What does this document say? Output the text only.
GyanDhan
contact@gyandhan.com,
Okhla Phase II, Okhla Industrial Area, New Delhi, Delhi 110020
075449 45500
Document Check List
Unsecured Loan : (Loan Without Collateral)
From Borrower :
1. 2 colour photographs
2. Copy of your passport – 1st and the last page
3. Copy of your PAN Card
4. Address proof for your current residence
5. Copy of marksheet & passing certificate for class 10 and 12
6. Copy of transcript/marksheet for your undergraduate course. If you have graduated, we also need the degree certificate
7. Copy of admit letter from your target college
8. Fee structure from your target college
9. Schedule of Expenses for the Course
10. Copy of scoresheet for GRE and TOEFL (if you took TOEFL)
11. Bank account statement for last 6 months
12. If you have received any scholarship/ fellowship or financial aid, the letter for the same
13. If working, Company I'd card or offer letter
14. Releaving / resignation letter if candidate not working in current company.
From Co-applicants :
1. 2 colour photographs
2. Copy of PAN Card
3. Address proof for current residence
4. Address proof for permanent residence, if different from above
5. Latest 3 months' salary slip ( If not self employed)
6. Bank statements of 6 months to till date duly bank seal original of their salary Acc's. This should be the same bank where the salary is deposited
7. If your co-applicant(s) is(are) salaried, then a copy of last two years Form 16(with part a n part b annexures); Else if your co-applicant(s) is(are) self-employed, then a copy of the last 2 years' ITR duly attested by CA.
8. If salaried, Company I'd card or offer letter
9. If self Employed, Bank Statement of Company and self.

....

WORK TO BE COMPLETED –
Count the lines in the records above that contain the word "salary", and give only that number.

WRITTEN SOLUTION –
2